[start Raw data]

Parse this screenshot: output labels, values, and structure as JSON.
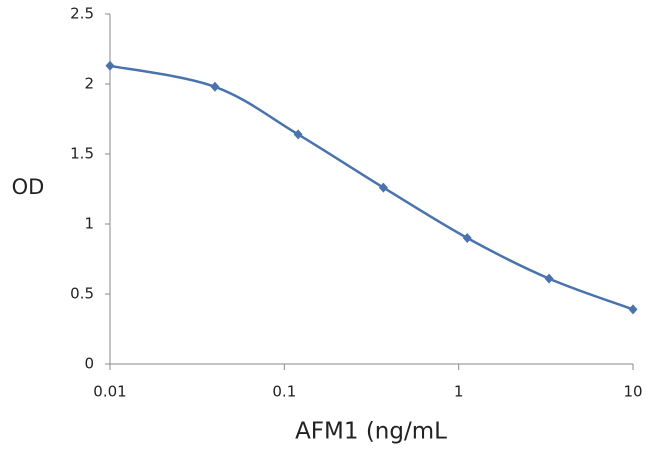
{
  "chart_data": {
    "type": "line",
    "xlabel": "AFM1 (ng/mL",
    "ylabel": "OD",
    "x": [
      0.01,
      0.04,
      0.12,
      0.37,
      1.12,
      3.3,
      10
    ],
    "series": [
      {
        "name": "OD",
        "color": "#4a73ad",
        "values": [
          2.13,
          1.98,
          1.64,
          1.26,
          0.9,
          0.61,
          0.39
        ]
      }
    ],
    "xscale": "log",
    "xlim": [
      0.01,
      10
    ],
    "xticks": [
      0.01,
      0.1,
      1,
      10
    ],
    "ylim": [
      0,
      2.5
    ],
    "yticks": [
      0,
      0.5,
      1,
      1.5,
      2,
      2.5
    ],
    "grid": false
  }
}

[end Raw data]

Work required:
Reproduce every line exactly and omit all pictures.

Solution to this task:
Parse this screenshot: output labels, values, and structure as JSON.
{
  "chart_data": {
    "type": "line",
    "xlabel": "AFM1 (ng/mL",
    "ylabel": "OD",
    "x": [
      0.01,
      0.04,
      0.12,
      0.37,
      1.12,
      3.3,
      10
    ],
    "series": [
      {
        "name": "OD",
        "color": "#4a73ad",
        "values": [
          2.13,
          1.98,
          1.64,
          1.26,
          0.9,
          0.61,
          0.39
        ]
      }
    ],
    "xscale": "log",
    "xlim": [
      0.01,
      10
    ],
    "xticks": [
      0.01,
      0.1,
      1,
      10
    ],
    "ylim": [
      0,
      2.5
    ],
    "yticks": [
      0,
      0.5,
      1,
      1.5,
      2,
      2.5
    ],
    "grid": false
  }
}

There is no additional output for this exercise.